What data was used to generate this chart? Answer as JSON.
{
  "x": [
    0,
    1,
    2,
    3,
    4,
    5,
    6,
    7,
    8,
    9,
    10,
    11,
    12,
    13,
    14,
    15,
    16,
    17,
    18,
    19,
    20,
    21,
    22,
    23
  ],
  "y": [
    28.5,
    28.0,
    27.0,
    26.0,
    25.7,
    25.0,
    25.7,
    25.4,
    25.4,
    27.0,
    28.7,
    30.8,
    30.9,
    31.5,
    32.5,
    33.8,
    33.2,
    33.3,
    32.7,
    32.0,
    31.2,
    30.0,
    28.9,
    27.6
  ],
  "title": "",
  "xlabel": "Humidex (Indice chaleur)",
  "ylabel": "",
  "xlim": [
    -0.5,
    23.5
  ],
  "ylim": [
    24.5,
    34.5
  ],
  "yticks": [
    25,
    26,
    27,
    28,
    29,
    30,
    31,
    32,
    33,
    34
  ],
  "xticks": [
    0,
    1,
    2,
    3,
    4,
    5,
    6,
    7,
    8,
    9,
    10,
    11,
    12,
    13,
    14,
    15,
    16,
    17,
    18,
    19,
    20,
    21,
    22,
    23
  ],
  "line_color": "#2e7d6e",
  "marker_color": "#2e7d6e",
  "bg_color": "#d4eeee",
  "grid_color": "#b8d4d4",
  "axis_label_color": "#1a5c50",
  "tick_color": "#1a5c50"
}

Requirements: Print out every record again, exactly and in full.

Written answer:
What data was used to generate this chart? Answer as JSON.
{
  "x": [
    0,
    1,
    2,
    3,
    4,
    5,
    6,
    7,
    8,
    9,
    10,
    11,
    12,
    13,
    14,
    15,
    16,
    17,
    18,
    19,
    20,
    21,
    22,
    23
  ],
  "y": [
    28.5,
    28.0,
    27.0,
    26.0,
    25.7,
    25.0,
    25.7,
    25.4,
    25.4,
    27.0,
    28.7,
    30.8,
    30.9,
    31.5,
    32.5,
    33.8,
    33.2,
    33.3,
    32.7,
    32.0,
    31.2,
    30.0,
    28.9,
    27.6
  ],
  "title": "",
  "xlabel": "Humidex (Indice chaleur)",
  "ylabel": "",
  "xlim": [
    -0.5,
    23.5
  ],
  "ylim": [
    24.5,
    34.5
  ],
  "yticks": [
    25,
    26,
    27,
    28,
    29,
    30,
    31,
    32,
    33,
    34
  ],
  "xticks": [
    0,
    1,
    2,
    3,
    4,
    5,
    6,
    7,
    8,
    9,
    10,
    11,
    12,
    13,
    14,
    15,
    16,
    17,
    18,
    19,
    20,
    21,
    22,
    23
  ],
  "line_color": "#2e7d6e",
  "marker_color": "#2e7d6e",
  "bg_color": "#d4eeee",
  "grid_color": "#b8d4d4",
  "axis_label_color": "#1a5c50",
  "tick_color": "#1a5c50"
}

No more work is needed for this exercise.